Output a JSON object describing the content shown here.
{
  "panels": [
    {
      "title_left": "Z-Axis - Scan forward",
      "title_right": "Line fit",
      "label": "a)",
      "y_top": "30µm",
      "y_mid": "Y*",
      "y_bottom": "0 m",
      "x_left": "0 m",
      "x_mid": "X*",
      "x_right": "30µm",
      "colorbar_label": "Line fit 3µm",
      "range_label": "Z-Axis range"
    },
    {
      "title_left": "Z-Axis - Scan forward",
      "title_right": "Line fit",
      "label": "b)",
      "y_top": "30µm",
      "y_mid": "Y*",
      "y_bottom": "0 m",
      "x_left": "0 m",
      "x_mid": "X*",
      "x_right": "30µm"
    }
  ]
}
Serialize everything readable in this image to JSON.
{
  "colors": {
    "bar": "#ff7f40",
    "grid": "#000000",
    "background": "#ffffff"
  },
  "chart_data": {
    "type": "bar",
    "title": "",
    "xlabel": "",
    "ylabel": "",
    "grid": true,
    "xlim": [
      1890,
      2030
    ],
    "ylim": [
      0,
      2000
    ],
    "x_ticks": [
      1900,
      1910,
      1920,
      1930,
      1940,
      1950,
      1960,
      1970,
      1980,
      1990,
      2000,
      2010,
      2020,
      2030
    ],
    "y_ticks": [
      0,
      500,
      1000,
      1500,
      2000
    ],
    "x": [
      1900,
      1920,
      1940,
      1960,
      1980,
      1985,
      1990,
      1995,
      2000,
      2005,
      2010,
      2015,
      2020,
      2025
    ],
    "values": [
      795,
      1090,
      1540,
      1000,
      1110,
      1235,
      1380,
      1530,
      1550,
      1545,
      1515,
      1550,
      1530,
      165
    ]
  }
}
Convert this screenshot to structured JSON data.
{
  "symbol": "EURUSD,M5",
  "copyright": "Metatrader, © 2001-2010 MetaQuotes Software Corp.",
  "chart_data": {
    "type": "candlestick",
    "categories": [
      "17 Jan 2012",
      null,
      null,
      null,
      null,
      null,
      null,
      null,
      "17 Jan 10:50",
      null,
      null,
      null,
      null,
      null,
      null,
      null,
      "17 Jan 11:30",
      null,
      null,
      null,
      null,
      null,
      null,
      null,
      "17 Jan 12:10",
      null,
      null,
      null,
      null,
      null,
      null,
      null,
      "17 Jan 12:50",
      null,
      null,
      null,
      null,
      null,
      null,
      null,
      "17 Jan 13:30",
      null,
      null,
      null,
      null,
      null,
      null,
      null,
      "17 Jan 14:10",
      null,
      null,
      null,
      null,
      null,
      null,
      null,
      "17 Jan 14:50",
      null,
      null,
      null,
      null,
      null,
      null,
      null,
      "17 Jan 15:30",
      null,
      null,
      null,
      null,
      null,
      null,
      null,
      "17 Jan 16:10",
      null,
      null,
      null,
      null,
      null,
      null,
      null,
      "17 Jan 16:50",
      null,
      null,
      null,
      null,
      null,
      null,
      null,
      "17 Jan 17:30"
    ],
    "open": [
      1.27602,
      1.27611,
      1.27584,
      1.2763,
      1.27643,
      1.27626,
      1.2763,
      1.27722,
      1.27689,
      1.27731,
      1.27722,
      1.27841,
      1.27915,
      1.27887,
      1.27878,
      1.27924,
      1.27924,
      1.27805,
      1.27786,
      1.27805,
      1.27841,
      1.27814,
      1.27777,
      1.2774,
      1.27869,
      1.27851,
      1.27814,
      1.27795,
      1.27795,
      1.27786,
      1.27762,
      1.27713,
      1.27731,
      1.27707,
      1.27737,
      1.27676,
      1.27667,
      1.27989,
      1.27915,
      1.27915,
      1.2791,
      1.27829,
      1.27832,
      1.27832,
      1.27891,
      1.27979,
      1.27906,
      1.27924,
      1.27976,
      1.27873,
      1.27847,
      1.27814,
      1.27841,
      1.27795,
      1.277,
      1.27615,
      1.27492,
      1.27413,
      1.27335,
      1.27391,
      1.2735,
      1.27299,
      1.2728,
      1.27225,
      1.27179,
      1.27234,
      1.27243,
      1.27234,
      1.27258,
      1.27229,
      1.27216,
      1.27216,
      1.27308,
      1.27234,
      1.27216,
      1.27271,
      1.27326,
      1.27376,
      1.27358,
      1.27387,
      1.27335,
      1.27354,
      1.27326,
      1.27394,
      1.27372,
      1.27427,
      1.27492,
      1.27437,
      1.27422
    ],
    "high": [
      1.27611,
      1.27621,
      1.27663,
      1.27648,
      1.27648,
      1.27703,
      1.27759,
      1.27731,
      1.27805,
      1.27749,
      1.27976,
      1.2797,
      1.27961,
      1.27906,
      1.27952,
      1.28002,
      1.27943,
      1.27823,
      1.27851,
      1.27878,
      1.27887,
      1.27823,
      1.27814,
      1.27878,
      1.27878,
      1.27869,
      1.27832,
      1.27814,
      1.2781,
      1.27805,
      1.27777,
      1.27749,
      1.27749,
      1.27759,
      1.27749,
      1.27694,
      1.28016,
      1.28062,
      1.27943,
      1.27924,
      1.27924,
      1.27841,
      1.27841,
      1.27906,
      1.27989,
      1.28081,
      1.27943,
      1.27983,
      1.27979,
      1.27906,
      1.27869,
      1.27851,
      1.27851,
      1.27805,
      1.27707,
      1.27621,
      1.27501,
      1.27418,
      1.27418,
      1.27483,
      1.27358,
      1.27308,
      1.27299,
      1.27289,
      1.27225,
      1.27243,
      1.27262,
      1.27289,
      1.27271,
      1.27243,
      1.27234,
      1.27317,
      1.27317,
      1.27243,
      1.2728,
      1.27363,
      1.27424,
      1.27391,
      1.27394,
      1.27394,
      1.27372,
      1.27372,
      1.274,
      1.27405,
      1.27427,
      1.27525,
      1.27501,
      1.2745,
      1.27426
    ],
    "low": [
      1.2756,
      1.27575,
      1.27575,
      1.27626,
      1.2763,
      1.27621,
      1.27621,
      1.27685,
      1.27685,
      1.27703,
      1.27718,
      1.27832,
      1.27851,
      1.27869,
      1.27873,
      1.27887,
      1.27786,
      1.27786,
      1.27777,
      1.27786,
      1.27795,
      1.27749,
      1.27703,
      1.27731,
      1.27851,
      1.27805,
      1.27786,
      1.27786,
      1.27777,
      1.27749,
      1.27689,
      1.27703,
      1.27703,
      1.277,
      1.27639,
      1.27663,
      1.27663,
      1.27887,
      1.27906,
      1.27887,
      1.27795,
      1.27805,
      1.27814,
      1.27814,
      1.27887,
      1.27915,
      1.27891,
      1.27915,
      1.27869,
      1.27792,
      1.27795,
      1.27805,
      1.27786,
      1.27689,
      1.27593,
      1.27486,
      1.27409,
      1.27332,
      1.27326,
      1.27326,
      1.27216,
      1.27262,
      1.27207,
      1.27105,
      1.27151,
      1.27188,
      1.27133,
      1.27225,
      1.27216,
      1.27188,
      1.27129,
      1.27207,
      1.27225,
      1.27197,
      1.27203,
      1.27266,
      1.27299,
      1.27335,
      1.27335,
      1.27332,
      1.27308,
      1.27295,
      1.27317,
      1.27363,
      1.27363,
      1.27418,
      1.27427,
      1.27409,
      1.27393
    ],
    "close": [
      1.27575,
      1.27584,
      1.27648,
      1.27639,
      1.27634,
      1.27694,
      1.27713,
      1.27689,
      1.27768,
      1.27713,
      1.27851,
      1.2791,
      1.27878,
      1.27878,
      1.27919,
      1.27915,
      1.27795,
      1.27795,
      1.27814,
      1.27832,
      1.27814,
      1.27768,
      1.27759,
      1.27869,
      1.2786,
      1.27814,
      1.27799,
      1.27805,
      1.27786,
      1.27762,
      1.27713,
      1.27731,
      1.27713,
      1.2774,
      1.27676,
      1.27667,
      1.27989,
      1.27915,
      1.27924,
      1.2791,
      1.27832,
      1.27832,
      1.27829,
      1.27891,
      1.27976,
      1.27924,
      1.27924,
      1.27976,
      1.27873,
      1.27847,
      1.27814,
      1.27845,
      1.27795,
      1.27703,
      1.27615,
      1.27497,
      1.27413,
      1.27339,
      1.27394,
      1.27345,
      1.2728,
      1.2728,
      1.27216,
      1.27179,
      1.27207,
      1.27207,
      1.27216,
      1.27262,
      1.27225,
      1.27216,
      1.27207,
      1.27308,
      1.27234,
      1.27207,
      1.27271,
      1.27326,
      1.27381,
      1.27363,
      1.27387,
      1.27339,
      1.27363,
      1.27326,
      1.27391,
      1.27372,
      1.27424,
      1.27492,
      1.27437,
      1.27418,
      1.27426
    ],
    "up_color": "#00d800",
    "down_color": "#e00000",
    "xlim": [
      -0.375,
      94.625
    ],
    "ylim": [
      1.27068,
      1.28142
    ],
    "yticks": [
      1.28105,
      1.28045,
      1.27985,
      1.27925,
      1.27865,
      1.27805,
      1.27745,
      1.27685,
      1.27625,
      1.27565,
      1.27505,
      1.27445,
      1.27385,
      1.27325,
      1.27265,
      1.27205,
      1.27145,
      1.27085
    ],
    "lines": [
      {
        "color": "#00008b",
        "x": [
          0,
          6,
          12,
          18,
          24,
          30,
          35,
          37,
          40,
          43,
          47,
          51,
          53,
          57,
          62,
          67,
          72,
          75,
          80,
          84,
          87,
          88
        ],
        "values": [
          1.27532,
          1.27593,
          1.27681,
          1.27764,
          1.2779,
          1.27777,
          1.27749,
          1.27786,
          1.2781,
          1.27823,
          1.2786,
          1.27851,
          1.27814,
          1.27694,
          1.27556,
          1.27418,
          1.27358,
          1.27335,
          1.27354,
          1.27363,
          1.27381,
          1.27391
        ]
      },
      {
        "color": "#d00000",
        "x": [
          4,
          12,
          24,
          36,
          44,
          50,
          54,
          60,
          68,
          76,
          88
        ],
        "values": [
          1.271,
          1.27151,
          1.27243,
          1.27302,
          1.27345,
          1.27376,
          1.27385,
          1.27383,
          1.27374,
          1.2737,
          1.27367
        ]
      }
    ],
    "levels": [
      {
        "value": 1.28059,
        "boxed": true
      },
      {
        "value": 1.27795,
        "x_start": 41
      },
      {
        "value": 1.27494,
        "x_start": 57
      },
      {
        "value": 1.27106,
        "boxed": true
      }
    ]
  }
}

----------

:: What the task asks ::
Using the entries above, tally how many lines have the word "this" in them; write the number and nothing more.

:: Output of the task ::
2